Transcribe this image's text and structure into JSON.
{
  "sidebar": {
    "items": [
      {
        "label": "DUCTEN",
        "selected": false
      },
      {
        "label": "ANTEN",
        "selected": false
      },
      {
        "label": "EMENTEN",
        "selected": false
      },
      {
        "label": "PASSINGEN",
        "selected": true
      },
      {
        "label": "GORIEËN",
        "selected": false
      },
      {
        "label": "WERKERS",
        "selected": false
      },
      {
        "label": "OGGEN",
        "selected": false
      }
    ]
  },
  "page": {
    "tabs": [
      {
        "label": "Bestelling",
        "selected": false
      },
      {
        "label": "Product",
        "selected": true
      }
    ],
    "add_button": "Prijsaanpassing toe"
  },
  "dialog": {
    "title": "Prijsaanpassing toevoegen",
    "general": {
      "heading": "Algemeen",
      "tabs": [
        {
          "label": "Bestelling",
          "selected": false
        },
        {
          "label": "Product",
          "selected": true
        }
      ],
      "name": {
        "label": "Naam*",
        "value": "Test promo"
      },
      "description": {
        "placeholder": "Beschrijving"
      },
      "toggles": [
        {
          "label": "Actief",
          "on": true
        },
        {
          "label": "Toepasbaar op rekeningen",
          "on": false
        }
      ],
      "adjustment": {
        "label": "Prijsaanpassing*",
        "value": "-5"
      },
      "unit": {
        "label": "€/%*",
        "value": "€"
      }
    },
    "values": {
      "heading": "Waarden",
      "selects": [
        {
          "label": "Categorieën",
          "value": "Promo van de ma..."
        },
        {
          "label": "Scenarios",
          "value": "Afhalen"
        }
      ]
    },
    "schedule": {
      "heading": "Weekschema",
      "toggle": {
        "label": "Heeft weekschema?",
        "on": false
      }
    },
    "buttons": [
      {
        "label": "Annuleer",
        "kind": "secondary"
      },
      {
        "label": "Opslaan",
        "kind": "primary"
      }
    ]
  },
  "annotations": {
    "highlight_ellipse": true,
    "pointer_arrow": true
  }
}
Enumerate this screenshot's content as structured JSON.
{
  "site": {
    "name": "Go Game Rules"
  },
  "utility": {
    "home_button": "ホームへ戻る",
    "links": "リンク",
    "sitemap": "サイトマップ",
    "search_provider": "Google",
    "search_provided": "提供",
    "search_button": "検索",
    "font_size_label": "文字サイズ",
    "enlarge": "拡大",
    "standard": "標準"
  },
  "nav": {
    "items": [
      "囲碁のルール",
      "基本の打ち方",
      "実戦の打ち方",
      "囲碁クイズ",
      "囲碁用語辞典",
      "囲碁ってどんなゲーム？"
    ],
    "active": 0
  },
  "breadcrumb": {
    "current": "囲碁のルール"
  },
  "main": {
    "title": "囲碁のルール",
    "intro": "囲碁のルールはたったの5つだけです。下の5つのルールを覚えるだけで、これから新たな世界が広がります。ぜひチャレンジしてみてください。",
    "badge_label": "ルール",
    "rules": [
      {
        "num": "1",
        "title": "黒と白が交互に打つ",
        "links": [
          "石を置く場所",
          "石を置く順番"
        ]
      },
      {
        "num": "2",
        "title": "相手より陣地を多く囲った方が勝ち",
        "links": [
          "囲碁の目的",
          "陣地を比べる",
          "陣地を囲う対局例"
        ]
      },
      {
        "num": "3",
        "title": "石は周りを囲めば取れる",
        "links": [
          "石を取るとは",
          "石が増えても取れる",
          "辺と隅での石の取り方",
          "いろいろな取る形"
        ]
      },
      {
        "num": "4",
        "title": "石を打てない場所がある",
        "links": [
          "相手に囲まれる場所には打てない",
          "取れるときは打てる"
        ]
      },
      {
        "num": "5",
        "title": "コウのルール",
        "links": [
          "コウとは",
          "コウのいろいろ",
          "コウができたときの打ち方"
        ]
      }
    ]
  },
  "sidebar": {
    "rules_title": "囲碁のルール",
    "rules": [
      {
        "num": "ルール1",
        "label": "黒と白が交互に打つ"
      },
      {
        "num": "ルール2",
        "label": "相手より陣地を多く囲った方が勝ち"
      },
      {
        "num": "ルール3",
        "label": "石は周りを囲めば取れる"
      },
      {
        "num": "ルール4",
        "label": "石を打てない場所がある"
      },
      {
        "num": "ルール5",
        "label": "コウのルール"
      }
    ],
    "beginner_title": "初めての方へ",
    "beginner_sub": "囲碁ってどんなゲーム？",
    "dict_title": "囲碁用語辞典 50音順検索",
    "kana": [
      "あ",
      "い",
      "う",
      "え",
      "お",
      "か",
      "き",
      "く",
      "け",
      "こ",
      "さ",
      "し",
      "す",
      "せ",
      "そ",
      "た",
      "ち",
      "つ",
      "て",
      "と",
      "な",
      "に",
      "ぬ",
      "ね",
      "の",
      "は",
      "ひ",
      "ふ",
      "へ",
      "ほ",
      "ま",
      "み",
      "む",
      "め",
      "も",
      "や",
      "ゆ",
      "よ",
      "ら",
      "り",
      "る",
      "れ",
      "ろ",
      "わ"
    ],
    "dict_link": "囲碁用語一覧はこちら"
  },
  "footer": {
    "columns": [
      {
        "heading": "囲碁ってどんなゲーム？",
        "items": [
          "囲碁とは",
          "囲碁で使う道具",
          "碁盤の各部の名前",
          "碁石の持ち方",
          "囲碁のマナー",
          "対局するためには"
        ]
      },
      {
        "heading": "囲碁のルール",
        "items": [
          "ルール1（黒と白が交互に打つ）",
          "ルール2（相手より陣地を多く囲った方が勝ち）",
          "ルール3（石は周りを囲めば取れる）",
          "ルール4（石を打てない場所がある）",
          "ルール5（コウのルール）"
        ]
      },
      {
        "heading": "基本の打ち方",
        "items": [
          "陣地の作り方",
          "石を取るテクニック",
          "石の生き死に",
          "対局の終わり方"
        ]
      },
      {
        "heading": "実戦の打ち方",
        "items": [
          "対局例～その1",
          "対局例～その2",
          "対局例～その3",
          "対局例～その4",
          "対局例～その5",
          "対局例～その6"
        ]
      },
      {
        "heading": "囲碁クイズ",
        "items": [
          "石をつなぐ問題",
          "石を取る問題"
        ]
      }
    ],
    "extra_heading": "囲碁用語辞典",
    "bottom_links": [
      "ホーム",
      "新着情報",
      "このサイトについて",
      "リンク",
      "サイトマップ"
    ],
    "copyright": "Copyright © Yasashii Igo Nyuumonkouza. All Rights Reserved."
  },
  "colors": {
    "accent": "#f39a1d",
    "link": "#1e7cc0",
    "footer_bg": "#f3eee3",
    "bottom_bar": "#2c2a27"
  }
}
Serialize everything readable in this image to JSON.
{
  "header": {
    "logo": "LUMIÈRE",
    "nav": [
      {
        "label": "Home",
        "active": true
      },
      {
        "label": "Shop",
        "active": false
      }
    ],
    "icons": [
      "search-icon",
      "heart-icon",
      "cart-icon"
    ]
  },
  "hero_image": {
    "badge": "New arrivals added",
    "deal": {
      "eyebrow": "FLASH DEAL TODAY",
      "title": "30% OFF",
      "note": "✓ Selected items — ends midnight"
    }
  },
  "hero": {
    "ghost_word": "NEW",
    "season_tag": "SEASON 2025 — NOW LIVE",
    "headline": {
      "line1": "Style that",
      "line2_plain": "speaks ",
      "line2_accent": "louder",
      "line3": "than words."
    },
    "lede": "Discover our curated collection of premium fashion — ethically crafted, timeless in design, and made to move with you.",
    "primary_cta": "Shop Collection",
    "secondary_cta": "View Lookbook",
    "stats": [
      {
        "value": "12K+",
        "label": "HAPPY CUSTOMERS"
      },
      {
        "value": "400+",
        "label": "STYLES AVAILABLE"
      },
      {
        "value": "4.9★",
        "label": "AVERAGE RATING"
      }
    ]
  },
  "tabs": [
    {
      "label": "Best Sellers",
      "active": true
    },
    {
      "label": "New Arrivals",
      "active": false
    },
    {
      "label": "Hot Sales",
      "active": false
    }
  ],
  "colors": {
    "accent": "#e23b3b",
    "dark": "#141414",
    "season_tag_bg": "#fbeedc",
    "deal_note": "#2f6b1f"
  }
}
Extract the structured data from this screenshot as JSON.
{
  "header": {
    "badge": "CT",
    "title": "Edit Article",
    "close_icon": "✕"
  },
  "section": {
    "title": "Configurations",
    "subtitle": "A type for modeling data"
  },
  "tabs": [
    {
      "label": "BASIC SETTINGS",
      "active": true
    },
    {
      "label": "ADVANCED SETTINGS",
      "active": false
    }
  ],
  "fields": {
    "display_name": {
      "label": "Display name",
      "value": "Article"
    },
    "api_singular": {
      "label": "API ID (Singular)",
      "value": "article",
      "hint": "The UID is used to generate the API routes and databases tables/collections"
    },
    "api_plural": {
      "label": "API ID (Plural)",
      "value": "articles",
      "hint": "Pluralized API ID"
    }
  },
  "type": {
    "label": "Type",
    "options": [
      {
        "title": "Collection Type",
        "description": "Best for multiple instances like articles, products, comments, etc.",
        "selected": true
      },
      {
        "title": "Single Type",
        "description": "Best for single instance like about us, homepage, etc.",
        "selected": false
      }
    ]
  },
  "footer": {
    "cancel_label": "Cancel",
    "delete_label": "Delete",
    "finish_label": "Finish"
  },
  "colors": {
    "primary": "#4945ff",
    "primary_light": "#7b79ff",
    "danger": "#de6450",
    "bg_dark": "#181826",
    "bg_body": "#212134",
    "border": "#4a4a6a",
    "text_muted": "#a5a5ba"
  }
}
--------------------------------------------------
WHAT TO WORK ON » Pick out the lines that include the word "黒と白が交互に打つ" and write them out.

CORRECT RESULT »
        "title": "黒と白が交互に打つ",
        "label": "黒と白が交互に打つ"
          "ルール1（黒と白が交互に打つ）",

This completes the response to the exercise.